Stated goal
Determine how many lines hold "MARZO" and give only that number.

Items

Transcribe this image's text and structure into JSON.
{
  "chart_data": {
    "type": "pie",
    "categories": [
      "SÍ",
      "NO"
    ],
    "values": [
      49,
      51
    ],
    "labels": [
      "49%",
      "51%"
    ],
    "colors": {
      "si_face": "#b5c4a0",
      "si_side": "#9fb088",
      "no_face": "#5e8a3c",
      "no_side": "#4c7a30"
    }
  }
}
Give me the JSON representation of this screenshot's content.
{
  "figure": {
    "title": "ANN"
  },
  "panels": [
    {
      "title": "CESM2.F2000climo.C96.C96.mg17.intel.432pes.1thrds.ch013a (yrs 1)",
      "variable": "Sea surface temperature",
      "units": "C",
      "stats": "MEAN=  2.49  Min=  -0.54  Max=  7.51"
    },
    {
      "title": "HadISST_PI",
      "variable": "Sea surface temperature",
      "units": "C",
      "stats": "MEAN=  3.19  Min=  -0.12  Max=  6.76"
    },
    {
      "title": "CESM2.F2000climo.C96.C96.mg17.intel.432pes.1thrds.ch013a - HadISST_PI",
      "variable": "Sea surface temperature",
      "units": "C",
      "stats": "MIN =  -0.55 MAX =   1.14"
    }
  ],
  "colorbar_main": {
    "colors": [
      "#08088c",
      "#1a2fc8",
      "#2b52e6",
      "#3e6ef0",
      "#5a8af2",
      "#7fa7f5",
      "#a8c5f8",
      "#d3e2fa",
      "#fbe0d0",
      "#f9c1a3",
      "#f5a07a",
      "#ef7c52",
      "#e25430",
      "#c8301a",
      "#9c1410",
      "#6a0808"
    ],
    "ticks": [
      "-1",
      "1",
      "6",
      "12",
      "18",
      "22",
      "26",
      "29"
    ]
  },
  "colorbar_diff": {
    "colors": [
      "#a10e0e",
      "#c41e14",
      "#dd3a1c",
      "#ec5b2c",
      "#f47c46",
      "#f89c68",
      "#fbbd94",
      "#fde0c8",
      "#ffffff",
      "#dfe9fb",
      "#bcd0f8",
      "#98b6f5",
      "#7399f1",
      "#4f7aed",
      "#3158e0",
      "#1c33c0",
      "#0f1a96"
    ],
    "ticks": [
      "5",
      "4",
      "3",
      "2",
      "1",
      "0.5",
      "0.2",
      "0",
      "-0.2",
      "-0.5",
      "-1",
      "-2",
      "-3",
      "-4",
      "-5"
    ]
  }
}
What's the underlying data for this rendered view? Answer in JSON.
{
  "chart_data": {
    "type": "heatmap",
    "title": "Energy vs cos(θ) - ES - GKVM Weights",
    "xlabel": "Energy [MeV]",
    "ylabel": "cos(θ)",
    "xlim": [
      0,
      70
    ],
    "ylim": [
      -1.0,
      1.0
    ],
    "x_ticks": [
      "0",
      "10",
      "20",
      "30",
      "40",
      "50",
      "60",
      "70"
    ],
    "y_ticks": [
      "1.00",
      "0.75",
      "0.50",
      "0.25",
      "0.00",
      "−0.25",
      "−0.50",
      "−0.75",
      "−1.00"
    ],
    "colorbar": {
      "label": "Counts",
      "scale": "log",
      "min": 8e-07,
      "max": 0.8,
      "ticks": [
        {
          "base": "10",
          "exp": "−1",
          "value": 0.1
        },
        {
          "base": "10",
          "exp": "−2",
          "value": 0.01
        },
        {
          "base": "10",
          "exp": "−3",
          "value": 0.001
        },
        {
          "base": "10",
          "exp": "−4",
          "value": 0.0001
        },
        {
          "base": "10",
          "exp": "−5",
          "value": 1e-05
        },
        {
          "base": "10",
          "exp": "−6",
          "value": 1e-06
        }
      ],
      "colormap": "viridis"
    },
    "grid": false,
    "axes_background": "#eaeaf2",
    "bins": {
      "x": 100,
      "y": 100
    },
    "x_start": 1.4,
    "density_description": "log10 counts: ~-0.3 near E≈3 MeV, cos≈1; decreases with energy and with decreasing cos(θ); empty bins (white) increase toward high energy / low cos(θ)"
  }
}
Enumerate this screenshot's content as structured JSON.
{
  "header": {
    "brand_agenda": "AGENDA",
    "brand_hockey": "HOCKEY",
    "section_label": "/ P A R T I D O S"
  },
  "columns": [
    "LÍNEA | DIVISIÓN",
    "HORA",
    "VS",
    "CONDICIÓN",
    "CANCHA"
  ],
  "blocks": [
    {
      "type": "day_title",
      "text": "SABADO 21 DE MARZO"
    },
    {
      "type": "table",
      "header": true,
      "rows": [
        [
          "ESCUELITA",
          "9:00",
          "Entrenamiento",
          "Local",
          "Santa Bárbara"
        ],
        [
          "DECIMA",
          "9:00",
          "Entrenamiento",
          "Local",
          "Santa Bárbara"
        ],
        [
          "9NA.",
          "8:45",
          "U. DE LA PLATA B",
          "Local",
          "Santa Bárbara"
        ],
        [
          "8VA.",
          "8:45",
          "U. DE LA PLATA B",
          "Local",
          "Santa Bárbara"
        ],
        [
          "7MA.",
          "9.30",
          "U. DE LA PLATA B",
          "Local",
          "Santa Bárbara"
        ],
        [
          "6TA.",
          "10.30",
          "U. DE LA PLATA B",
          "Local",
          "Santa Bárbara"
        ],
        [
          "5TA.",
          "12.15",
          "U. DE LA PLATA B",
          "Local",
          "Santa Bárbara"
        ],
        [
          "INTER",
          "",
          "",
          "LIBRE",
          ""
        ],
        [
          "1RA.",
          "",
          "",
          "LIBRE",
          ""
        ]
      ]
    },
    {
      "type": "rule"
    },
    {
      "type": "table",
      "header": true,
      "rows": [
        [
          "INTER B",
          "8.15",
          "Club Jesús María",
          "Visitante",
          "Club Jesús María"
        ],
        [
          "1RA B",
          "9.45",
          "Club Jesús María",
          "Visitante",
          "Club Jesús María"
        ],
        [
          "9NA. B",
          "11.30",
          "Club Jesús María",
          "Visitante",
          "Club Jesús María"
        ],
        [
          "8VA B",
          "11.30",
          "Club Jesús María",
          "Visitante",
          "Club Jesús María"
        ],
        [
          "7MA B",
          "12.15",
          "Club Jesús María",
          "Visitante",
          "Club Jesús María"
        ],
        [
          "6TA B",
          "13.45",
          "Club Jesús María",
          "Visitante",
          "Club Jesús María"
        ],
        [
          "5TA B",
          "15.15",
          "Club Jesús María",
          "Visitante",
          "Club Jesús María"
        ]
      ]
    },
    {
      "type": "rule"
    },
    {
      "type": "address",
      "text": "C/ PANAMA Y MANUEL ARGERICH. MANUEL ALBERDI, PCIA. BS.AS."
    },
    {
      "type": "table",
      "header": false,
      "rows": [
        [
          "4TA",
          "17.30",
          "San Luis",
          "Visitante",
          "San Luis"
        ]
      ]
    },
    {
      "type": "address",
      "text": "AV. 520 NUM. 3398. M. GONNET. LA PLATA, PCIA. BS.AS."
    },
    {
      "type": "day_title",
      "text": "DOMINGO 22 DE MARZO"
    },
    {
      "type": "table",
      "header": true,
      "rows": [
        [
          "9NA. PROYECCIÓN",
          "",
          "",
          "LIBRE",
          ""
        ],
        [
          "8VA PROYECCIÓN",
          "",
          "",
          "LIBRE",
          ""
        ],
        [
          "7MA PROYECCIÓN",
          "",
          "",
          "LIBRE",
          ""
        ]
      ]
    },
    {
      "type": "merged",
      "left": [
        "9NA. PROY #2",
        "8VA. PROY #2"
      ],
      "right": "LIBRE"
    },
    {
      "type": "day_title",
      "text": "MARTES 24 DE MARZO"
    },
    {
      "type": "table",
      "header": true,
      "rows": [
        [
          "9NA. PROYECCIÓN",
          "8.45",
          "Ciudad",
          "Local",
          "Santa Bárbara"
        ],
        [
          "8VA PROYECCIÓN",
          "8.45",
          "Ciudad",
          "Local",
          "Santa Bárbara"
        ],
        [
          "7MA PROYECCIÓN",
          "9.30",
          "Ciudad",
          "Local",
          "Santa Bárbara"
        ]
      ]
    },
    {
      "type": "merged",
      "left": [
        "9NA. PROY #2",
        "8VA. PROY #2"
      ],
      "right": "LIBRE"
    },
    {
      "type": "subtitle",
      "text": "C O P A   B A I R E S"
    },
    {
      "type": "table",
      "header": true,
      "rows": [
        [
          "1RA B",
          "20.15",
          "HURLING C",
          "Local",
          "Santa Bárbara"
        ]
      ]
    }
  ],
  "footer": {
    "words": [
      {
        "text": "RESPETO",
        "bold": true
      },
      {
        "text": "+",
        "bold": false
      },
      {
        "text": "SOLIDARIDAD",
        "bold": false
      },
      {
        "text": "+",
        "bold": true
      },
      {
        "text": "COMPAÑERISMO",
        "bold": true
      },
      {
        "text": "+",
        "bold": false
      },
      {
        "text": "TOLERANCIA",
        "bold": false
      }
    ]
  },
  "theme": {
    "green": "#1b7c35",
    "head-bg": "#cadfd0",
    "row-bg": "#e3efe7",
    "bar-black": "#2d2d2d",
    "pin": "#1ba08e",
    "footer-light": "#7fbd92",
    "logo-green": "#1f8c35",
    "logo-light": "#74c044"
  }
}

Answer to this task
3